» **Requirements**
Pick out each line in these entries that contains the string "территорий".

» **Source records**
════════

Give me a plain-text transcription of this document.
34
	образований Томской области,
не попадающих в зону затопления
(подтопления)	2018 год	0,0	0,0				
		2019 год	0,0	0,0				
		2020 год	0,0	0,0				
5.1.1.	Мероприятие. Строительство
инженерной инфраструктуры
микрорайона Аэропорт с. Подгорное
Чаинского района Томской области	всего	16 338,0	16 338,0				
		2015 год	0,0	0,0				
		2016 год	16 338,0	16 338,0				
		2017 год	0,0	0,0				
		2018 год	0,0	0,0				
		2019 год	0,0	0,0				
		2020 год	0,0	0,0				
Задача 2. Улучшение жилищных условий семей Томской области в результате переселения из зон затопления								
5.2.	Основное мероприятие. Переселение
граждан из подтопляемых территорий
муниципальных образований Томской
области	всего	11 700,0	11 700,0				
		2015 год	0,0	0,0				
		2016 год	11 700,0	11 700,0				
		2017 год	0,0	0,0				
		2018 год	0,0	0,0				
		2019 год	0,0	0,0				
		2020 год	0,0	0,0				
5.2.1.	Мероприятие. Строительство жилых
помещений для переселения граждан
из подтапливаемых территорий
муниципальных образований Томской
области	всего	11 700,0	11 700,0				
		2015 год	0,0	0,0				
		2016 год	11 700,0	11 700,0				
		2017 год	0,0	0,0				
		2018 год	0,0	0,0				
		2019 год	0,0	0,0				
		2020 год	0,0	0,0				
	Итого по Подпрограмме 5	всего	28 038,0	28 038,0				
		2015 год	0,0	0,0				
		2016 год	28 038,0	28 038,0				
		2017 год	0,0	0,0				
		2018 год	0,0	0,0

════════

» **The completed task**
граждан из подтопляемых территорий
из подтапливаемых территорий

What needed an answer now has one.